Stored items —

* start *

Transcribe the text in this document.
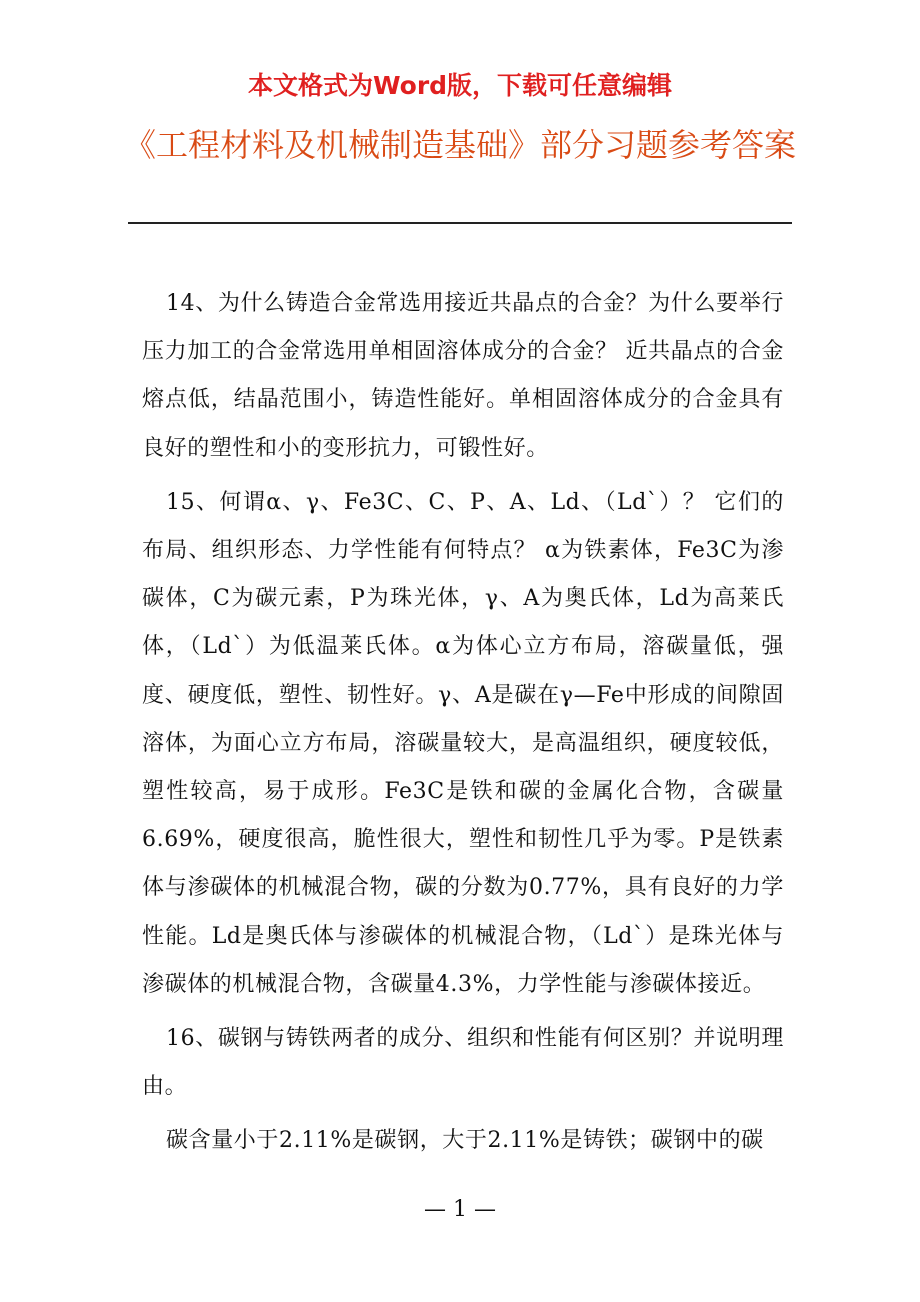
本文格式为Word版，下载可任意编辑
《工程材料及机械制造基础》部分习题参考答案

14、为什么铸造合金常选用接近共晶点的合金？为什么要举行压力加工的合金常选用单相固溶体成分的合金？ 近共晶点的合金熔点低，结晶范围小，铸造性能好。单相固溶体成分的合金具有良好的塑性和小的变形抗力，可锻性好。

15、何谓α、γ、Fe3C、C、P、A、Ld、（Ld`）？ 它们的布局、组织形态、力学性能有何特点？ α为铁素体，Fe3C为渗碳体，C为碳元素，P为珠光体，γ、A为奥氏体，Ld为高莱氏体，（Ld`）为低温莱氏体。α为体心立方布局，溶碳量低，强度、硬度低，塑性、韧性好。γ、A是碳在γ—Fe中形成的间隙固溶体，为面心立方布局，溶碳量较大，是高温组织，硬度较低，塑性较高，易于成形。Fe3C是铁和碳的金属化合物，含碳量6.69%，硬度很高，脆性很大，塑性和韧性几乎为零。P是铁素体与渗碳体的机械混合物，碳的分数为0.77%，具有良好的力学性能。Ld是奥氏体与渗碳体的机械混合物，（Ld`）是珠光体与渗碳体的机械混合物，含碳量4.3%，力学性能与渗碳体接近。

16、碳钢与铸铁两者的成分、组织和性能有何区别？并说明理由。

碳含量小于2.11%是碳钢，大于2.11%是铸铁；碳钢中的碳

— 1 —
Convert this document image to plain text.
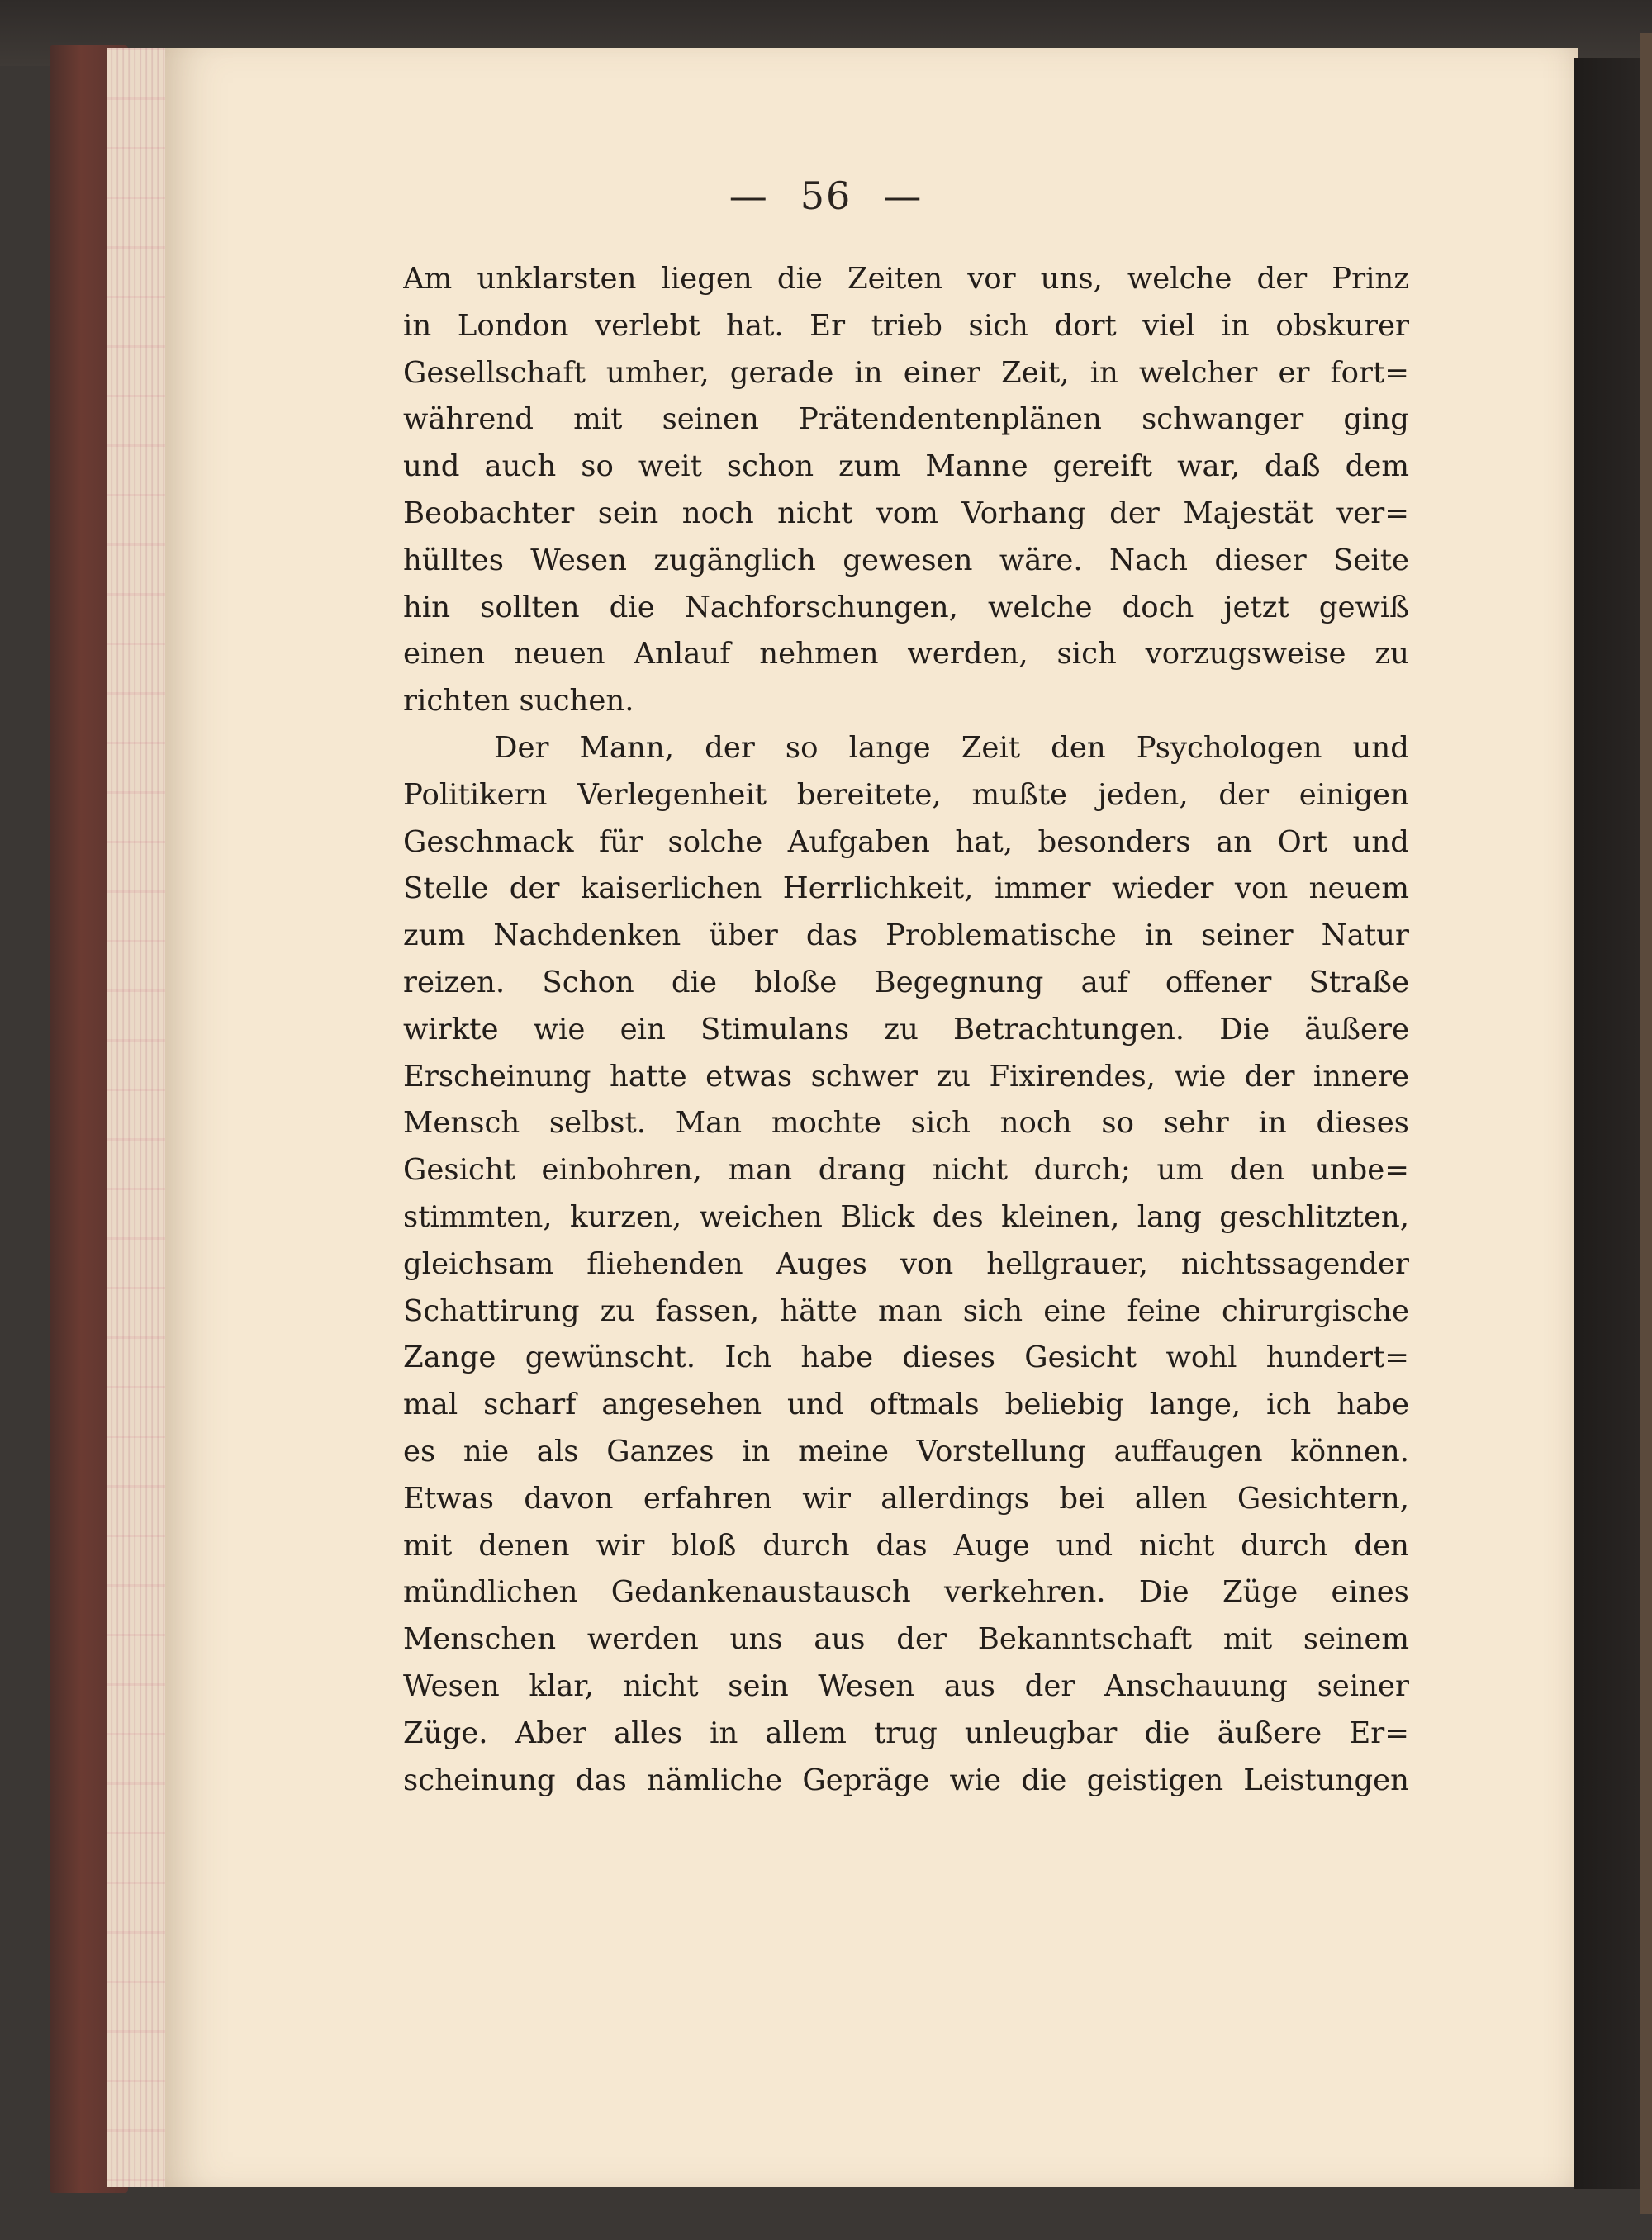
— 56 —
Am unklarsten liegen die Zeiten vor uns, welche der Prinz
in London verlebt hat. Er trieb sich dort viel in obskurer
Gesellschaft umher, gerade in einer Zeit, in welcher er fort=
während mit seinen Prätendentenplänen schwanger ging
und auch so weit schon zum Manne gereift war, daß dem
Beobachter sein noch nicht vom Vorhang der Majestät ver=
hülltes Wesen zugänglich gewesen wäre. Nach dieser Seite
hin sollten die Nachforschungen, welche doch jetzt gewiß
einen neuen Anlauf nehmen werden, sich vorzugsweise zu
richten suchen.
Der Mann, der so lange Zeit den Psychologen und
Politikern Verlegenheit bereitete, mußte jeden, der einigen
Geschmack für solche Aufgaben hat, besonders an Ort und
Stelle der kaiserlichen Herrlichkeit, immer wieder von neuem
zum Nachdenken über das Problematische in seiner Natur
reizen. Schon die bloße Begegnung auf offener Straße
wirkte wie ein Stimulans zu Betrachtungen. Die äußere
Erscheinung hatte etwas schwer zu Fixirendes, wie der innere
Mensch selbst. Man mochte sich noch so sehr in dieses
Gesicht einbohren, man drang nicht durch; um den unbe=
stimmten, kurzen, weichen Blick des kleinen, lang geschlitzten,
gleichsam fliehenden Auges von hellgrauer, nichtssagender
Schattirung zu fassen, hätte man sich eine feine chirurgische
Zange gewünscht. Ich habe dieses Gesicht wohl hundert=
mal scharf angesehen und oftmals beliebig lange, ich habe
es nie als Ganzes in meine Vorstellung auffaugen können.
Etwas davon erfahren wir allerdings bei allen Gesichtern,
mit denen wir bloß durch das Auge und nicht durch den
mündlichen Gedankenaustausch verkehren. Die Züge eines
Menschen werden uns aus der Bekanntschaft mit seinem
Wesen klar, nicht sein Wesen aus der Anschauung seiner
Züge. Aber alles in allem trug unleugbar die äußere Er=
scheinung das nämliche Gepräge wie die geistigen Leistungen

* end *

Aim of the exercise — Each record above is to be restated exactly, with its pictures removed from the copy.

Correct result —
Transcribe the text in this document.
本文格式为Word版，下载可任意编辑
《工程材料及机械制造基础》部分习题参考答案

14、为什么铸造合金常选用接近共晶点的合金？为什么要举行压力加工的合金常选用单相固溶体成分的合金？ 近共晶点的合金熔点低，结晶范围小，铸造性能好。单相固溶体成分的合金具有良好的塑性和小的变形抗力，可锻性好。

15、何谓α、γ、Fe3C、C、P、A、Ld、（Ld`）？ 它们的布局、组织形态、力学性能有何特点？ α为铁素体，Fe3C为渗碳体，C为碳元素，P为珠光体，γ、A为奥氏体，Ld为高莱氏体，（Ld`）为低温莱氏体。α为体心立方布局，溶碳量低，强度、硬度低，塑性、韧性好。γ、A是碳在γ—Fe中形成的间隙固溶体，为面心立方布局，溶碳量较大，是高温组织，硬度较低，塑性较高，易于成形。Fe3C是铁和碳的金属化合物，含碳量6.69%，硬度很高，脆性很大，塑性和韧性几乎为零。P是铁素体与渗碳体的机械混合物，碳的分数为0.77%，具有良好的力学性能。Ld是奥氏体与渗碳体的机械混合物，（Ld`）是珠光体与渗碳体的机械混合物，含碳量4.3%，力学性能与渗碳体接近。

16、碳钢与铸铁两者的成分、组织和性能有何区别？并说明理由。

碳含量小于2.11%是碳钢，大于2.11%是铸铁；碳钢中的碳

— 1 —
Convert this document image to plain text.
— 56 —
Am unklarsten liegen die Zeiten vor uns, welche der Prinz
in London verlebt hat. Er trieb sich dort viel in obskurer
Gesellschaft umher, gerade in einer Zeit, in welcher er fort=
während mit seinen Prätendentenplänen schwanger ging
und auch so weit schon zum Manne gereift war, daß dem
Beobachter sein noch nicht vom Vorhang der Majestät ver=
hülltes Wesen zugänglich gewesen wäre. Nach dieser Seite
hin sollten die Nachforschungen, welche doch jetzt gewiß
einen neuen Anlauf nehmen werden, sich vorzugsweise zu
richten suchen.
Der Mann, der so lange Zeit den Psychologen und
Politikern Verlegenheit bereitete, mußte jeden, der einigen
Geschmack für solche Aufgaben hat, besonders an Ort und
Stelle der kaiserlichen Herrlichkeit, immer wieder von neuem
zum Nachdenken über das Problematische in seiner Natur
reizen. Schon die bloße Begegnung auf offener Straße
wirkte wie ein Stimulans zu Betrachtungen. Die äußere
Erscheinung hatte etwas schwer zu Fixirendes, wie der innere
Mensch selbst. Man mochte sich noch so sehr in dieses
Gesicht einbohren, man drang nicht durch; um den unbe=
stimmten, kurzen, weichen Blick des kleinen, lang geschlitzten,
gleichsam fliehenden Auges von hellgrauer, nichtssagender
Schattirung zu fassen, hätte man sich eine feine chirurgische
Zange gewünscht. Ich habe dieses Gesicht wohl hundert=
mal scharf angesehen und oftmals beliebig lange, ich habe
es nie als Ganzes in meine Vorstellung auffaugen können.
Etwas davon erfahren wir allerdings bei allen Gesichtern,
mit denen wir bloß durch das Auge und nicht durch den
mündlichen Gedankenaustausch verkehren. Die Züge eines
Menschen werden uns aus der Bekanntschaft mit seinem
Wesen klar, nicht sein Wesen aus der Anschauung seiner
Züge. Aber alles in allem trug unleugbar die äußere Er=
scheinung das nämliche Gepräge wie die geistigen Leistungen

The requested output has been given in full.